→ DATA FOR THIS EXERCISE:
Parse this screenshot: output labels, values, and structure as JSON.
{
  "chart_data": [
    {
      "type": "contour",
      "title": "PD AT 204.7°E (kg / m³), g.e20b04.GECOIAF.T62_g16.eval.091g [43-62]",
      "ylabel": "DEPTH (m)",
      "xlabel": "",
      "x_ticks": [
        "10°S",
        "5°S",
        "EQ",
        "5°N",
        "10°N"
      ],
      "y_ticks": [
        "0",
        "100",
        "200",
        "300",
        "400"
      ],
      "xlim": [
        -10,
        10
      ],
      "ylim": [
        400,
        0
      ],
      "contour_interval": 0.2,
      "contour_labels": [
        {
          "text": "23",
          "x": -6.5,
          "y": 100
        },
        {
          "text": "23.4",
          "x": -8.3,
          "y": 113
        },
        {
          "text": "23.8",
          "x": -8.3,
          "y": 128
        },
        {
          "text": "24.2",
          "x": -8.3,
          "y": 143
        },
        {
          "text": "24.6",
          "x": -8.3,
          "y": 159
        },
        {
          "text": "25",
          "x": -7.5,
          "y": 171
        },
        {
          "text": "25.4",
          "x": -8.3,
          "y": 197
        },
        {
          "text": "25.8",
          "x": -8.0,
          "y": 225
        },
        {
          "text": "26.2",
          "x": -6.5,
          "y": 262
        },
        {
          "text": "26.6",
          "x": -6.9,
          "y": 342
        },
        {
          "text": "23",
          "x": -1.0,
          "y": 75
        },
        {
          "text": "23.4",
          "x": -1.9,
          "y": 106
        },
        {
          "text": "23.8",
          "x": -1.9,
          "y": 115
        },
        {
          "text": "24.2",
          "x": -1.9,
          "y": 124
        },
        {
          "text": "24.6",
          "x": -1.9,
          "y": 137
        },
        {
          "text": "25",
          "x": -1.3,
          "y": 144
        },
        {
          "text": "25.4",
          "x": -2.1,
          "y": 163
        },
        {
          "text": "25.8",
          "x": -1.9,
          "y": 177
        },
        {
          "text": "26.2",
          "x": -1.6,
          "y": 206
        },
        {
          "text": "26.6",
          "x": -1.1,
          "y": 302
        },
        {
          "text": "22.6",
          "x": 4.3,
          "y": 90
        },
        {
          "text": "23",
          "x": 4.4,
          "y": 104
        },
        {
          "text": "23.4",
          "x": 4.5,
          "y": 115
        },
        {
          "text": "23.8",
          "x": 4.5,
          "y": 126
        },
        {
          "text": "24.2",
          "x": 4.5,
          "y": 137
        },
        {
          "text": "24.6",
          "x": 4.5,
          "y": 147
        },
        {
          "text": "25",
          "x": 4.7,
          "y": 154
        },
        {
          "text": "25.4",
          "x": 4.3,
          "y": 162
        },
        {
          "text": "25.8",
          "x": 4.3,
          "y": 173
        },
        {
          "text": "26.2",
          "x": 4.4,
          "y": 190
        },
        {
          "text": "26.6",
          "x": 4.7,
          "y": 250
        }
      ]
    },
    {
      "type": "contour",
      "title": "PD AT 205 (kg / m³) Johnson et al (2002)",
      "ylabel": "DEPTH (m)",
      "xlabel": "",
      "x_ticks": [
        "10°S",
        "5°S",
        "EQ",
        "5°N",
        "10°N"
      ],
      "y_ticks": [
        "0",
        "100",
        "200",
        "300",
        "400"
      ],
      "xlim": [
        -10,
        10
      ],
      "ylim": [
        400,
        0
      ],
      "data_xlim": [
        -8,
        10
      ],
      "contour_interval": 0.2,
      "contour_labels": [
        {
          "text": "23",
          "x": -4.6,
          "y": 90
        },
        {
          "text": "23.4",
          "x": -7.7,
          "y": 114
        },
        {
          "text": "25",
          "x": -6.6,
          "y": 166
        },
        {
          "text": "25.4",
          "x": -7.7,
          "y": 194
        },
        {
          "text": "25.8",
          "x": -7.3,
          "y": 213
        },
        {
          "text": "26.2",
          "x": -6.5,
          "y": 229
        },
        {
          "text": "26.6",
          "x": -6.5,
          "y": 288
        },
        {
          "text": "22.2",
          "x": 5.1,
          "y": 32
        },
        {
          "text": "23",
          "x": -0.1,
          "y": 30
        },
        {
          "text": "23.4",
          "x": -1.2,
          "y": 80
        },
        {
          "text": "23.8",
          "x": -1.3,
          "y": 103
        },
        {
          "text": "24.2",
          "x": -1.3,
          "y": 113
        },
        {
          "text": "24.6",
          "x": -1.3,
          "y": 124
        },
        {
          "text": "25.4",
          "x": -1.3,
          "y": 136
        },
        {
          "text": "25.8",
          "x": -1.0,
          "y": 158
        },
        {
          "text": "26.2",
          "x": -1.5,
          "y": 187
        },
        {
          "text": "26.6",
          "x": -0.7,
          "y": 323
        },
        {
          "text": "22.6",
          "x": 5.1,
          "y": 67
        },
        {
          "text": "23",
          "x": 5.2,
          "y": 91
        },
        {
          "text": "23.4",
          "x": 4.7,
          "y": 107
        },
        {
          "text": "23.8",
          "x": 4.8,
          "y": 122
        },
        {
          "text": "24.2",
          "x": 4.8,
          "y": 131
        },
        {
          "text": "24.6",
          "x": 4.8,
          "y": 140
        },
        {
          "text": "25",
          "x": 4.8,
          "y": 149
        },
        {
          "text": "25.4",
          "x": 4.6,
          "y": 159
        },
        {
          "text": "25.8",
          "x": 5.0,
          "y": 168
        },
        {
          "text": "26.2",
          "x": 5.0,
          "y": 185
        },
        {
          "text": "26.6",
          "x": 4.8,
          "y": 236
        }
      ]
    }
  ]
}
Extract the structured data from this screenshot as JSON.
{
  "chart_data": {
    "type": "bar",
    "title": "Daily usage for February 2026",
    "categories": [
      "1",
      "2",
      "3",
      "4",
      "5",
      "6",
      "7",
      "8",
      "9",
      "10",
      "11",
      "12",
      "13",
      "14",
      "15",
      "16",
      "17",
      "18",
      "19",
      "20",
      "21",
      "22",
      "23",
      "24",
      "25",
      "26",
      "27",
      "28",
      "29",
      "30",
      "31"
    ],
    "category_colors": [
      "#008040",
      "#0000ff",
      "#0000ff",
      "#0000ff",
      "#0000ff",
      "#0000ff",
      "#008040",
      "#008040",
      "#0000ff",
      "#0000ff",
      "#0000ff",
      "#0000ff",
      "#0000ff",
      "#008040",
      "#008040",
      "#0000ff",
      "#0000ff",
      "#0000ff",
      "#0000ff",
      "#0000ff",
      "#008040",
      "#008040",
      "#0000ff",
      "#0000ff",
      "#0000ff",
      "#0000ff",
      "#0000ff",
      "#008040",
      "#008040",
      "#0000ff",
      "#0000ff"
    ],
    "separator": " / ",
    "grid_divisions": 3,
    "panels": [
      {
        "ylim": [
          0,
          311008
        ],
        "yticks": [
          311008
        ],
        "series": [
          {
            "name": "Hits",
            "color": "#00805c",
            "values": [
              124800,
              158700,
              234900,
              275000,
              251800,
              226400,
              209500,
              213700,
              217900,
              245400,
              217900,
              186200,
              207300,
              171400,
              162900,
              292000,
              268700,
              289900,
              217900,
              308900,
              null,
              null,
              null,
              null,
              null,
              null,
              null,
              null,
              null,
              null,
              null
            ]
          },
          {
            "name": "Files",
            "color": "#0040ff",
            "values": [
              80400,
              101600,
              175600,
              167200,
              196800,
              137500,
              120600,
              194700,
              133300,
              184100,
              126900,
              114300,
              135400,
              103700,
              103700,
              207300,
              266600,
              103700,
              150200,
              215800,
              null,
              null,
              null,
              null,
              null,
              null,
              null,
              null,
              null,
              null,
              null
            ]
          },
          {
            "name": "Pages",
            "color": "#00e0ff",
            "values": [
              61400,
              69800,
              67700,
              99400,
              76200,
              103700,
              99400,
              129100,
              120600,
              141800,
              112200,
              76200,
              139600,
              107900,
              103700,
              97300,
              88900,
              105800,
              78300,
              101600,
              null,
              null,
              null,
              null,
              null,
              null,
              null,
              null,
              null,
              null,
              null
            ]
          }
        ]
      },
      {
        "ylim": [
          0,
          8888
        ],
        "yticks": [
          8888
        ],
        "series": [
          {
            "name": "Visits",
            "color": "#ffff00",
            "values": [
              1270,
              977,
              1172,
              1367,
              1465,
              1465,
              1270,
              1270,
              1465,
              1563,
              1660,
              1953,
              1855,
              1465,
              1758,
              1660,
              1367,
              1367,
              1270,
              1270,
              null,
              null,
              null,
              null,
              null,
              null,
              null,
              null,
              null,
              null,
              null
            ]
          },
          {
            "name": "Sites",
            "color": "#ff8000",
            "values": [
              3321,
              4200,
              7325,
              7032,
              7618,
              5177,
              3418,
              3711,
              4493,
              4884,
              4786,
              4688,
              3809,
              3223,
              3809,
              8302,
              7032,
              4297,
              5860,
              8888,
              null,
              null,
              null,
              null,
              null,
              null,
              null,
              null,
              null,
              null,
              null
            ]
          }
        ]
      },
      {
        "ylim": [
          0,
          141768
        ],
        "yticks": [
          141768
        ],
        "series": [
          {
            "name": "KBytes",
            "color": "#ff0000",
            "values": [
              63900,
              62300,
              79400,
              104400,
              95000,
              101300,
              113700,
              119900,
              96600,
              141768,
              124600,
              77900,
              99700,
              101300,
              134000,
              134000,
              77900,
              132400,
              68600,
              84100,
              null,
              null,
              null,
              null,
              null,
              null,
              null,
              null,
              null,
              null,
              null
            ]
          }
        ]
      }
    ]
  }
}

→ AIM: Find each line with the string "JSON" and copy it out.

→ ANSWER TO THIS PROBLEM:
Parse this screenshot: output labels, values, and structure as JSON.
Extract the structured data from this screenshot as JSON.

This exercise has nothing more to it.